PROVIDED DATA:
● ● ●

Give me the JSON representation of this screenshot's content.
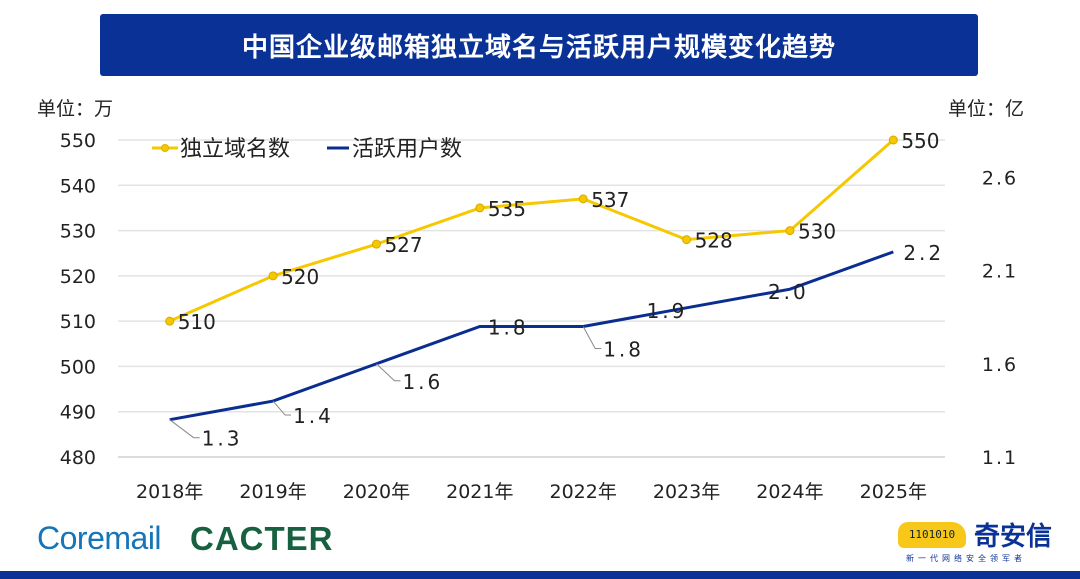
{
  "title": "中国企业级邮箱独立域名与活跃用户规模变化趋势",
  "units": {
    "left": "单位：万",
    "right": "单位：亿"
  },
  "chart_data": {
    "type": "line",
    "title": "中国企业级邮箱独立域名与活跃用户规模变化趋势",
    "categories": [
      "2018年",
      "2019年",
      "2020年",
      "2021年",
      "2022年",
      "2023年",
      "2024年",
      "2025年"
    ],
    "y_left": {
      "unit": "万",
      "range": [
        480,
        550
      ],
      "ticks": [
        480,
        490,
        500,
        510,
        520,
        530,
        540,
        550
      ]
    },
    "y_right": {
      "unit": "亿",
      "range": [
        1.1,
        2.8
      ],
      "ticks": [
        1.1,
        1.6,
        2.1,
        2.6
      ]
    },
    "grid": true,
    "legend_position": "top-left",
    "series": [
      {
        "name": "独立域名数",
        "axis": "left",
        "color": "#f5c800",
        "values": [
          510,
          520,
          527,
          535,
          537,
          528,
          530,
          550
        ],
        "labels": [
          "510",
          "520",
          "527",
          "535",
          "537",
          "528",
          "530",
          "550"
        ]
      },
      {
        "name": "活跃用户数",
        "axis": "right",
        "color": "#0a2d8f",
        "values": [
          1.3,
          1.4,
          1.6,
          1.8,
          1.8,
          1.9,
          2.0,
          2.2
        ],
        "labels": [
          "1.3",
          "1.4",
          "1.6",
          "1.8",
          "1.8",
          "1.9",
          "2.0",
          "2.2"
        ]
      }
    ]
  },
  "logos": {
    "coremail": "Coremail",
    "cacter": "CACTER",
    "qax_name": "奇安信",
    "qax_slogan": "新一代网络安全领军者",
    "qax_binary": "1101010"
  },
  "colors": {
    "title_bg": "#0a3296",
    "yellow": "#f5c800",
    "blue": "#0a2d8f"
  }
}
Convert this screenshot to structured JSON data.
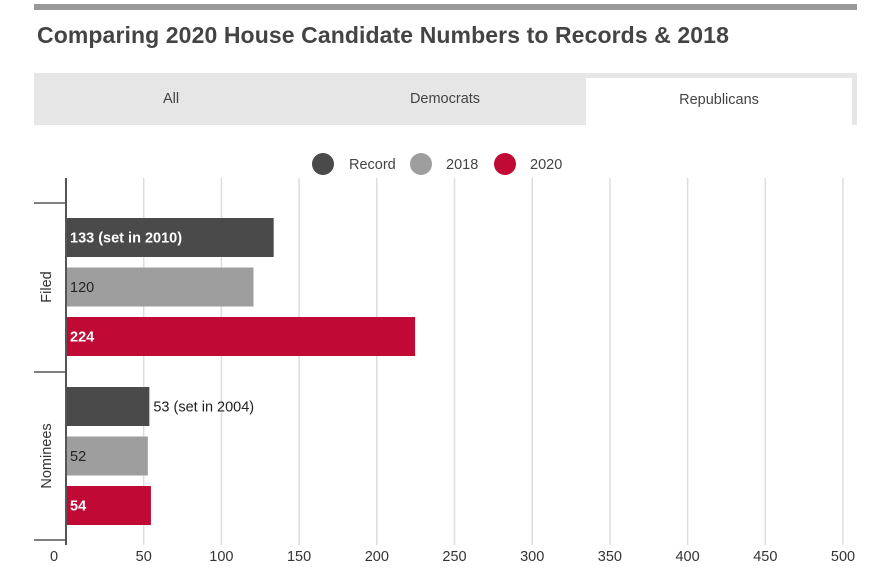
{
  "title": "Comparing 2020 House Candidate Numbers to Records & 2018",
  "tabs": [
    {
      "label": "All",
      "active": false
    },
    {
      "label": "Democrats",
      "active": false
    },
    {
      "label": "Republicans",
      "active": true
    }
  ],
  "colors": {
    "record": "#4a4a4a",
    "y2018": "#9e9e9e",
    "y2020": "#c00a35",
    "grid": "#dddddd",
    "axis": "#555555"
  },
  "chart_data": {
    "type": "bar",
    "orientation": "horizontal",
    "xlim": [
      0,
      500
    ],
    "xticks": [
      0,
      50,
      100,
      150,
      200,
      250,
      300,
      350,
      400,
      450,
      500
    ],
    "tick_labels": [
      "0",
      "50",
      "100",
      "150",
      "200",
      "250",
      "300",
      "350",
      "400",
      "450",
      "500"
    ],
    "categories": [
      "Filed",
      "Nominees"
    ],
    "legend": [
      "Record",
      "2018",
      "2020"
    ],
    "legend_position": "top-center",
    "series": [
      {
        "name": "Record",
        "values": [
          133,
          53
        ],
        "labels": [
          "133 (set in 2010)",
          "53 (set in 2004)"
        ]
      },
      {
        "name": "2018",
        "values": [
          120,
          52
        ],
        "labels": [
          "120",
          "52"
        ]
      },
      {
        "name": "2020",
        "values": [
          224,
          54
        ],
        "labels": [
          "224",
          "54"
        ]
      }
    ]
  }
}
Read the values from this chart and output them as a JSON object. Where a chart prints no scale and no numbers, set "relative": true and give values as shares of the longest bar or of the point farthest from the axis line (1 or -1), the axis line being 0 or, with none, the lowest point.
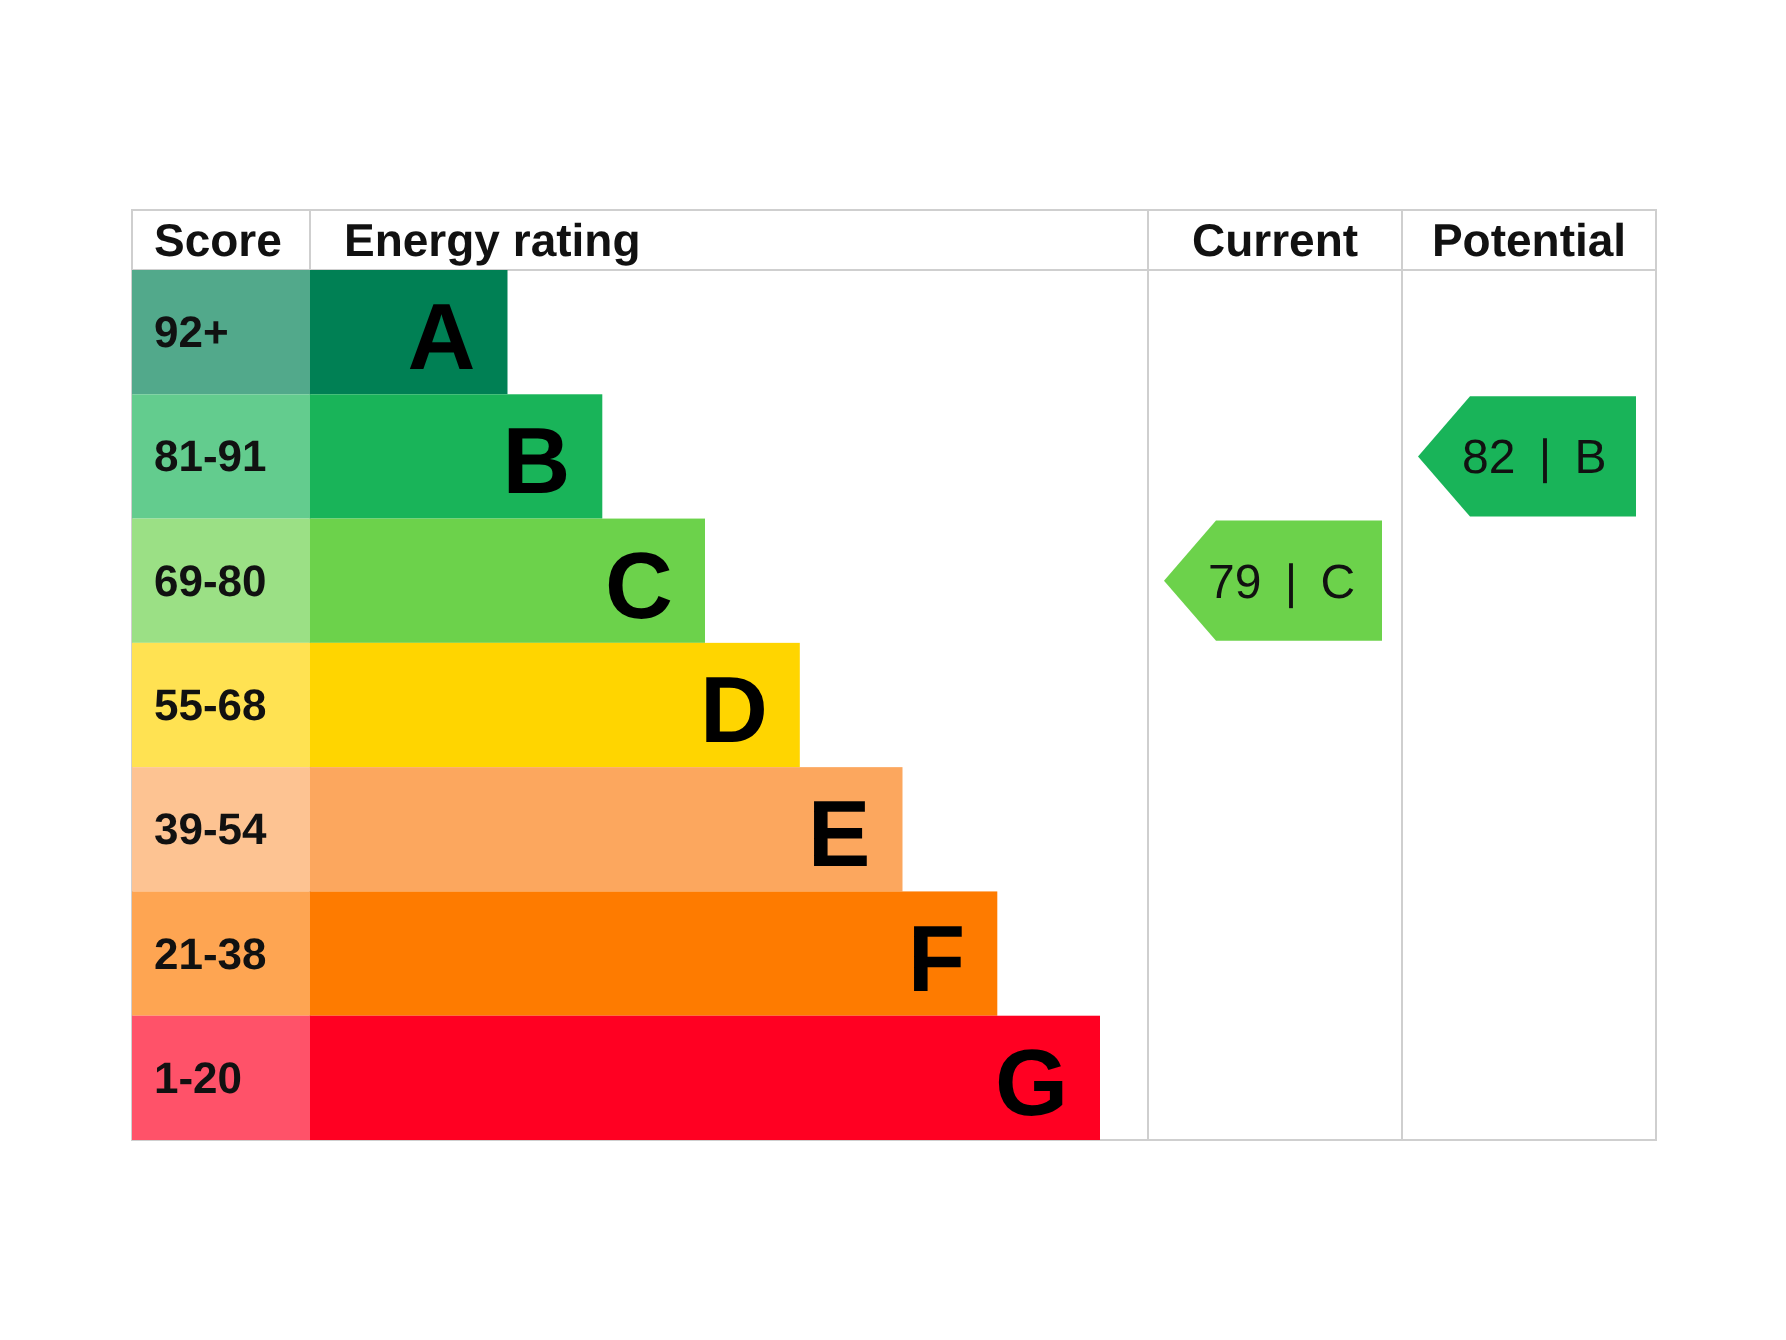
{
  "chart_data": {
    "type": "bar",
    "orientation": "horizontal",
    "relative": true,
    "xlabel": "Energy rating",
    "ylabel": "Score",
    "tick_labels": "y",
    "categories": [
      "92+",
      "81-91",
      "69-80",
      "55-68",
      "39-54",
      "21-38",
      "1-20"
    ],
    "values": [
      0.25,
      0.37,
      0.5,
      0.62,
      0.75,
      0.87,
      1
    ],
    "colors": [
      "#008054",
      "#19b459",
      "#6cd24b",
      "#ffd500",
      "#fca75e",
      "#fe7b00",
      "#ff0022"
    ],
    "annotations": [
      "Current",
      "Potential",
      "79 | C",
      "82 | B",
      {
        "text": "A",
        "x": 0.25,
        "y": "92+"
      },
      {
        "text": "B",
        "x": 0.37,
        "y": "81-91"
      },
      {
        "text": "C",
        "x": 0.5,
        "y": "69-80"
      },
      {
        "text": "D",
        "x": 0.62,
        "y": "55-68"
      },
      {
        "text": "E",
        "x": 0.75,
        "y": "39-54"
      },
      {
        "text": "F",
        "x": 0.87,
        "y": "21-38"
      },
      {
        "text": "G",
        "x": 1,
        "y": "1-20"
      }
    ]
  }
}
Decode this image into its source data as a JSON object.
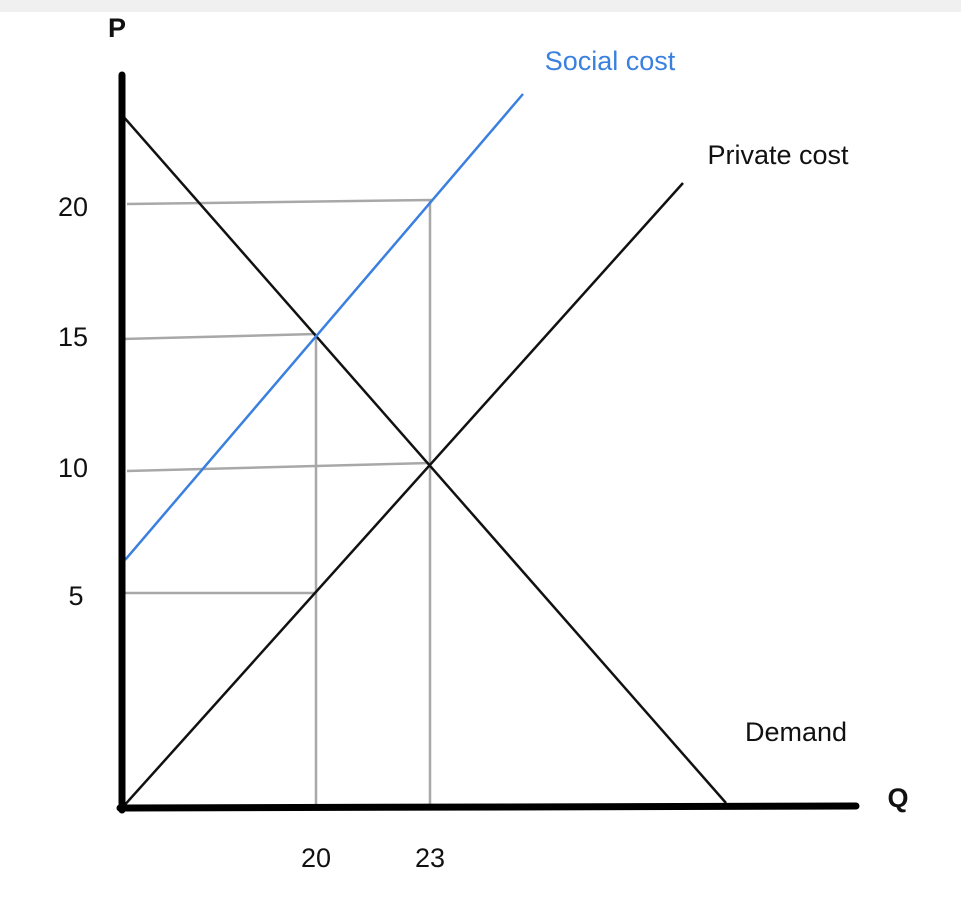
{
  "axes": {
    "y_label": "P",
    "x_label": "Q"
  },
  "y_ticks": [
    "20",
    "15",
    "10",
    "5"
  ],
  "x_ticks": [
    "20",
    "23"
  ],
  "curves": {
    "social": "Social cost",
    "private": "Private cost",
    "demand": "Demand"
  }
}
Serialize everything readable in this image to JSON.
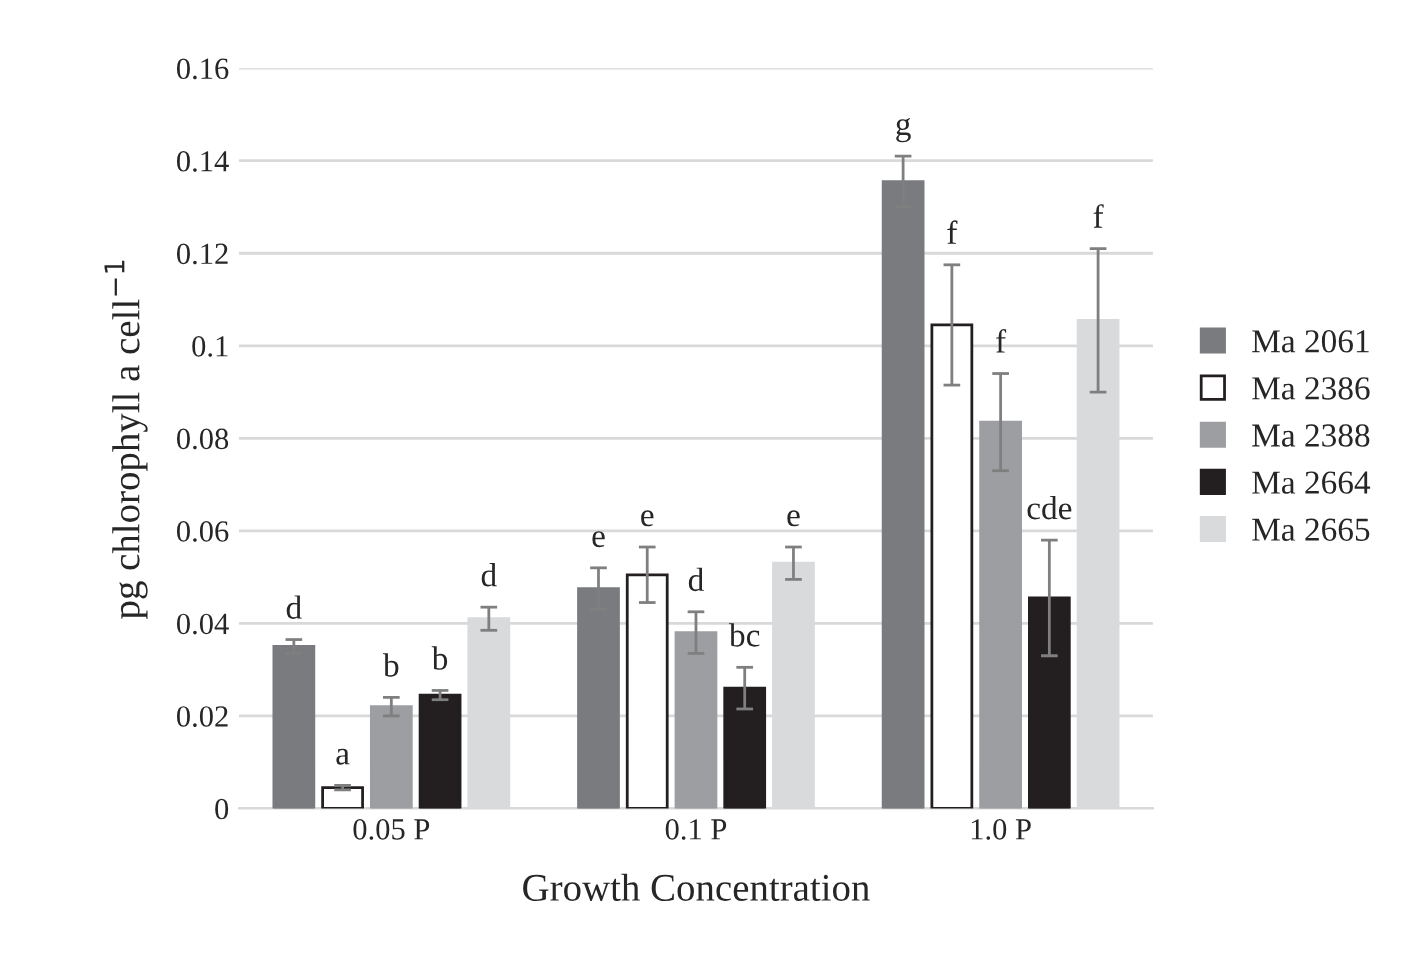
{
  "chart_data": {
    "type": "bar",
    "xlabel": "Growth Concentration",
    "ylabel": "pg chlorophyll a cell$^{−1}$",
    "categories": [
      "0.05 P",
      "0.1 P",
      "1.0 P"
    ],
    "series": [
      {
        "name": "Ma 2061",
        "color": "#7a7b7f",
        "values": [
          0.035,
          0.0475,
          0.1355
        ],
        "errors": [
          0.0015,
          0.0045,
          0.0055
        ]
      },
      {
        "name": "Ma 2386",
        "color": "#ffffff",
        "values": [
          0.0045,
          0.0505,
          0.1045
        ],
        "errors": [
          0.0005,
          0.006,
          0.013
        ]
      },
      {
        "name": "Ma 2388",
        "color": "#9d9ea2",
        "values": [
          0.022,
          0.038,
          0.0835
        ],
        "errors": [
          0.002,
          0.0045,
          0.0105
        ]
      },
      {
        "name": "Ma 2664",
        "color": "#231f20",
        "values": [
          0.0245,
          0.026,
          0.0455
        ],
        "errors": [
          0.001,
          0.0045,
          0.0125
        ]
      },
      {
        "name": "Ma 2665",
        "color": "#d9dadc",
        "values": [
          0.041,
          0.053,
          0.1055
        ],
        "errors": [
          0.0025,
          0.0035,
          0.0155
        ]
      }
    ],
    "annotations": [
      "d",
      "e",
      "g",
      "a",
      "e",
      "f",
      "b",
      "d",
      "f",
      "b",
      "bc",
      "cde",
      "d",
      "e",
      "f"
    ],
    "ylim": [
      0,
      0.16
    ],
    "yticks": [
      0,
      {
        "value": 0.02,
        "label": "0.02"
      },
      {
        "value": 0.04,
        "label": "0.04"
      },
      {
        "value": 0.06,
        "label": "0.06"
      },
      {
        "value": 0.08,
        "label": "0.08"
      },
      0.1,
      {
        "value": 0.12,
        "label": "0.12"
      },
      {
        "value": 0.14,
        "label": "0.14"
      },
      {
        "value": 0.16,
        "label": "0.16"
      }
    ],
    "grid": "y",
    "legend": "right"
  }
}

● ● ●

WHAT IS NEEDED:
From the entries, report each line that includes the word "JSON".

REPLY TO THE EXERCISE:
Give me the JSON representation of this screenshot's content.
Convert this screenshot to structured JSON data.
Read the values from this chart and output them as a JSON object. Where a chart prints no scale and no numbers, set "relative": true and give values as shares of the longest bar or of the point farthest from the axis line (1 or -1), the axis line being 0 or, with none, the lowest point.
Decode this image into its source data as a JSON object.
Serialize everything readable in this image to JSON.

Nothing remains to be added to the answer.